— START OF GIVEN RECORDS —
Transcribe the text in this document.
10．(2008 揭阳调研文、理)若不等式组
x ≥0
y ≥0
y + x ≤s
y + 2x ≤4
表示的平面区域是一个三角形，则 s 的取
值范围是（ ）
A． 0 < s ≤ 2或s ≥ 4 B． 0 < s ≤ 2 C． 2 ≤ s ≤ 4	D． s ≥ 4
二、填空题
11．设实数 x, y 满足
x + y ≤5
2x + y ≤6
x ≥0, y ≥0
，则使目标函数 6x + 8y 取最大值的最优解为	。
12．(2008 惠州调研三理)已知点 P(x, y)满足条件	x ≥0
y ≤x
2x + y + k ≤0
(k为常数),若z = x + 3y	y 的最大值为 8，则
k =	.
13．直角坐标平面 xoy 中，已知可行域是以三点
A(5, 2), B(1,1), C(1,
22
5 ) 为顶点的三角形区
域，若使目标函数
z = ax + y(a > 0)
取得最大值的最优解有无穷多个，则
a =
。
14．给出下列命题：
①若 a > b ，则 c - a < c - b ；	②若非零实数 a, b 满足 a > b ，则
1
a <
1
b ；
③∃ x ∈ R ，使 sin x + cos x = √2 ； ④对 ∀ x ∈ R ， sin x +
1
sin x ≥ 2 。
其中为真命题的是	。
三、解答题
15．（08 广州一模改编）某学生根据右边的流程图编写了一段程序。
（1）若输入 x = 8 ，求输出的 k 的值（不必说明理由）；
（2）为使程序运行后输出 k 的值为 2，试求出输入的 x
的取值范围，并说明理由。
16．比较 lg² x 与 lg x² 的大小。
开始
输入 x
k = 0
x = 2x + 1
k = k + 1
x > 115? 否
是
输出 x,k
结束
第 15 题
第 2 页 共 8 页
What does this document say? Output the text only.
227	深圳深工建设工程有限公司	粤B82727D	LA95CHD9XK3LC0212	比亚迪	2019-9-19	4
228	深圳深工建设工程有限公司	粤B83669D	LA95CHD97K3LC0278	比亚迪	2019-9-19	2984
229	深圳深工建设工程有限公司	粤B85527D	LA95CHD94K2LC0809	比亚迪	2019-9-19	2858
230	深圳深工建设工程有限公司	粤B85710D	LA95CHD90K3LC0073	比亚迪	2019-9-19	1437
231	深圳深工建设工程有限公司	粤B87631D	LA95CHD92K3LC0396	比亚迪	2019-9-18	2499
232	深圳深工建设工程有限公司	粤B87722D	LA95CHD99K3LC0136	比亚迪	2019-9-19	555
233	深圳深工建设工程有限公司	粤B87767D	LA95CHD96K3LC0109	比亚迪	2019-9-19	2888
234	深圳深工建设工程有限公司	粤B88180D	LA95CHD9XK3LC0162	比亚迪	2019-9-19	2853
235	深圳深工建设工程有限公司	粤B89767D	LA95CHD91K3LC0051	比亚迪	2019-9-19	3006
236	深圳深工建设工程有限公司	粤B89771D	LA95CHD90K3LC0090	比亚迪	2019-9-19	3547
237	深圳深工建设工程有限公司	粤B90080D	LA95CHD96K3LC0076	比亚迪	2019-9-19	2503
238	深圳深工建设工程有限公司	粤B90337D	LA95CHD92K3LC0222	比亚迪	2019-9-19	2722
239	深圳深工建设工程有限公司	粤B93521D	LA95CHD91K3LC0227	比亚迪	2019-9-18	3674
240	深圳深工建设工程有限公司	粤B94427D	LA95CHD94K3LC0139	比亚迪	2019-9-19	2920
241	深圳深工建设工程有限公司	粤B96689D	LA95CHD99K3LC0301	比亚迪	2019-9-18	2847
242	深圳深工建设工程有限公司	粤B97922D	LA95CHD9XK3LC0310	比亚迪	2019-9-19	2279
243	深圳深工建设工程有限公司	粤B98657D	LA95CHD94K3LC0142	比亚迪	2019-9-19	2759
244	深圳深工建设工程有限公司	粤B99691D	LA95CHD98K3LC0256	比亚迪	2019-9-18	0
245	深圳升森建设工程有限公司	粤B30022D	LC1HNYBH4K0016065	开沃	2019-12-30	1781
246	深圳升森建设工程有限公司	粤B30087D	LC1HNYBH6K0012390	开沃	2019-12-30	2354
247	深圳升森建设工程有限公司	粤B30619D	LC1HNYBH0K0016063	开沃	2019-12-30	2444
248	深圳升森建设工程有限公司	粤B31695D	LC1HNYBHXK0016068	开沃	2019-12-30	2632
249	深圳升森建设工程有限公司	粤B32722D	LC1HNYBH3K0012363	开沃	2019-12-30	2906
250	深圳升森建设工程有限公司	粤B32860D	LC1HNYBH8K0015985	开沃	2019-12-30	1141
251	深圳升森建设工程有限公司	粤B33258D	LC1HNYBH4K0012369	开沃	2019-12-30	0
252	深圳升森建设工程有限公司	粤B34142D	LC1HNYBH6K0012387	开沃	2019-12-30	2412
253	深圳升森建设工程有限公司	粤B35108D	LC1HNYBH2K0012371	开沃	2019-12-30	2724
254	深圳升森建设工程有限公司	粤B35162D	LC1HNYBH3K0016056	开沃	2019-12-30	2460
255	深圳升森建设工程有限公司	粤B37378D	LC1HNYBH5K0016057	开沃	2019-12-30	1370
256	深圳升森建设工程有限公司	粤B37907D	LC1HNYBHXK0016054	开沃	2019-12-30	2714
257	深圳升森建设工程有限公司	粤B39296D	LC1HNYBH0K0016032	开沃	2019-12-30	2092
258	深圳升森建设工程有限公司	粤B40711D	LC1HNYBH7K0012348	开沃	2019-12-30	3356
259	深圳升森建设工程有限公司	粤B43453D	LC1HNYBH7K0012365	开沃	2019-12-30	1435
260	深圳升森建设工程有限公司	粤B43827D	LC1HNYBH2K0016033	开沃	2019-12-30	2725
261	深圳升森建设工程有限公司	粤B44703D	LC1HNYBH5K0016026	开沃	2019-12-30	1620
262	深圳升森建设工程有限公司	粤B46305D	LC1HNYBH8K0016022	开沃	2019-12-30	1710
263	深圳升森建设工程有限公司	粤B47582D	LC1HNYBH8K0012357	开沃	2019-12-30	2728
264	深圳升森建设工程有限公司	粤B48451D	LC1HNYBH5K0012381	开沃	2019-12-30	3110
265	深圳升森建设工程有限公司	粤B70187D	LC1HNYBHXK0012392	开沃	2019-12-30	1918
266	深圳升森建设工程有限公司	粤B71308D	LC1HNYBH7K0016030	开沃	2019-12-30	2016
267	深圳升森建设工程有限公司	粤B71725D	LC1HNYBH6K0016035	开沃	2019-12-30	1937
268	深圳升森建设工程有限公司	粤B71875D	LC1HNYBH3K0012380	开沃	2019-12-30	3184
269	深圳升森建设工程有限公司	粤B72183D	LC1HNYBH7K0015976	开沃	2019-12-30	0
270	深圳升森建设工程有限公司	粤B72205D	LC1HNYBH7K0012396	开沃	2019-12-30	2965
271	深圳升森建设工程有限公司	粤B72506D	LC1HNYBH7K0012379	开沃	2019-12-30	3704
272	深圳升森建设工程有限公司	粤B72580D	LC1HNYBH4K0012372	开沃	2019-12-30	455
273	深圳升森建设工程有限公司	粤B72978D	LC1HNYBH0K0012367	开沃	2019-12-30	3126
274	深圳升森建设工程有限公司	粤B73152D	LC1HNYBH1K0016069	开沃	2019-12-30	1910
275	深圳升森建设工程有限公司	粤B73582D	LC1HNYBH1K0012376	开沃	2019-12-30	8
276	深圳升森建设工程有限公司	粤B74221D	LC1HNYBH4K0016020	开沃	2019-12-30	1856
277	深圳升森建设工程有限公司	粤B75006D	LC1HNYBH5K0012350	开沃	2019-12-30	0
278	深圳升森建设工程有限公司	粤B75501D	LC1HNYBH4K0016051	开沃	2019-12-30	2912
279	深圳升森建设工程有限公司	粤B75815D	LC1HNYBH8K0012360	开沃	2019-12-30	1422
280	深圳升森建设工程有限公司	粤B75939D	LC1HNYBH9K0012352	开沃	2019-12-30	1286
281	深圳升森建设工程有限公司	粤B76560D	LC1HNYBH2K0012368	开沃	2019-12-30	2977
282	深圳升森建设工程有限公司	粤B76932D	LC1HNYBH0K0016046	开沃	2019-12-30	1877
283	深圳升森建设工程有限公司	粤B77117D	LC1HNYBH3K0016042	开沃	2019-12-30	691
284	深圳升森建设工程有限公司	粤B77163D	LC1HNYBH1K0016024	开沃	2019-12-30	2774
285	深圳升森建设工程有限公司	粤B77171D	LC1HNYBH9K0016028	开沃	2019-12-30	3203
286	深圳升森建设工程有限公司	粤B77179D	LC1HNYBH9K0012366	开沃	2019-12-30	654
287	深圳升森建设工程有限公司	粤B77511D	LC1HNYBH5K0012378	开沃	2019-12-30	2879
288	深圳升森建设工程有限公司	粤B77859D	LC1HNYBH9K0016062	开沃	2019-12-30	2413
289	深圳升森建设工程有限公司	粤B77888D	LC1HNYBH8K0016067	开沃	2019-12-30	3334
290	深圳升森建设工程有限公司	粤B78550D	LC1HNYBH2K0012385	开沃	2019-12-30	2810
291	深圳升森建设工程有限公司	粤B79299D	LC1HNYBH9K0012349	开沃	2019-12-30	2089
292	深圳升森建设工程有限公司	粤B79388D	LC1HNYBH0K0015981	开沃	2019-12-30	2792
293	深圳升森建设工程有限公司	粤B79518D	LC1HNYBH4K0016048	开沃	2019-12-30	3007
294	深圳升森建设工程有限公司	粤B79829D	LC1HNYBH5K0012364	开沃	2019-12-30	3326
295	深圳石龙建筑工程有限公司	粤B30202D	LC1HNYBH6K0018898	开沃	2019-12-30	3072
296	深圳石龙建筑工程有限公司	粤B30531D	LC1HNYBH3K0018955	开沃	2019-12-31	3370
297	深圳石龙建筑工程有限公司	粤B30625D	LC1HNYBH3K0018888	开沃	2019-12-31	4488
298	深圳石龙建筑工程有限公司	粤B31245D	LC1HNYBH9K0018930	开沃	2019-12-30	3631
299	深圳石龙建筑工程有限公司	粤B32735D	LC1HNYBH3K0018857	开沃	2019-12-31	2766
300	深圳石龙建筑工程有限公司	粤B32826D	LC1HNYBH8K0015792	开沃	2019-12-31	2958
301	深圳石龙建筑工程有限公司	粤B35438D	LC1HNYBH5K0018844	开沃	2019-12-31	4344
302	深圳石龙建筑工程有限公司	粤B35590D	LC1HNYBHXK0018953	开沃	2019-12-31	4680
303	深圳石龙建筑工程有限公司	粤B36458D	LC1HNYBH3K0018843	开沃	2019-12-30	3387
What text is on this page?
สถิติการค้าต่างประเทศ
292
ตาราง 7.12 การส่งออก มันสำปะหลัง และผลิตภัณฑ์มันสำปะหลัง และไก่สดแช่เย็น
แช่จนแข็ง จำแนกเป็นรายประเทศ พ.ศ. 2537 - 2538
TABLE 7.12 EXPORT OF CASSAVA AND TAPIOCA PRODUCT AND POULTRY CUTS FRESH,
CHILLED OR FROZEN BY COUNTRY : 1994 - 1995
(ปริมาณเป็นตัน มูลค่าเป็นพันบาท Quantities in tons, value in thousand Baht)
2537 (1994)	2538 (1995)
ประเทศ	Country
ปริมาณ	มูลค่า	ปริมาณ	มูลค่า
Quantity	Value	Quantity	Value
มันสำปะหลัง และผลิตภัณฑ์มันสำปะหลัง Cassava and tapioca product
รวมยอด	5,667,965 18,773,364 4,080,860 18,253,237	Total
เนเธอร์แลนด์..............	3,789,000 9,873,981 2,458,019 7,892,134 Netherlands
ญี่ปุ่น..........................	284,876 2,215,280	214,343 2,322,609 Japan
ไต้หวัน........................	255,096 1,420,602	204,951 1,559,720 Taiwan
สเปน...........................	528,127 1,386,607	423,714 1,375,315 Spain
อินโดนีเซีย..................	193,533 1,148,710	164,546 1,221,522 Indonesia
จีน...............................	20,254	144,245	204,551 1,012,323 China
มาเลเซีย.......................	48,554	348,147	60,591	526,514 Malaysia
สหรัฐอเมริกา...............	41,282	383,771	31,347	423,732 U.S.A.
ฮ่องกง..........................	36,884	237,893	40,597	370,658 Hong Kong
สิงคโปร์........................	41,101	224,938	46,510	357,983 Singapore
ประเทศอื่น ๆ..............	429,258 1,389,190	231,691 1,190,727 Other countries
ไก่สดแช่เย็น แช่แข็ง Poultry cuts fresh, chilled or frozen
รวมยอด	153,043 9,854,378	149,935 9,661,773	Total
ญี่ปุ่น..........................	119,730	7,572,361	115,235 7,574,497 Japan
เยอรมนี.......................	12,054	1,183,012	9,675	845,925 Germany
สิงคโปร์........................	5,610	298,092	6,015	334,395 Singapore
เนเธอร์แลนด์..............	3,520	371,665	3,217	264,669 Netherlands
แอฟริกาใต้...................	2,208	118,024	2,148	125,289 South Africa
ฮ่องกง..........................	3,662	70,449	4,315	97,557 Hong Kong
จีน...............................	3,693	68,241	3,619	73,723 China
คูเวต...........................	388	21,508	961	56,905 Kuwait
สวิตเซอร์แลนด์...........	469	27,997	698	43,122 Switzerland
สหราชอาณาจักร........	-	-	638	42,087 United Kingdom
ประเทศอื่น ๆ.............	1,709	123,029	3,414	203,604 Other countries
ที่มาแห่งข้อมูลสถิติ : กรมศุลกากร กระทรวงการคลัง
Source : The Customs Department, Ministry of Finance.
— END OF GIVEN RECORDS —
▶ _DIRECTIONS_: Return every line above that contains the word "รวมยอด".

▶ _ANSWER TO THE PROBLEM_:
รวมยอด	5,667,965 18,773,364 4,080,860 18,253,237	Total
รวมยอด	153,043 9,854,378	149,935 9,661,773	Total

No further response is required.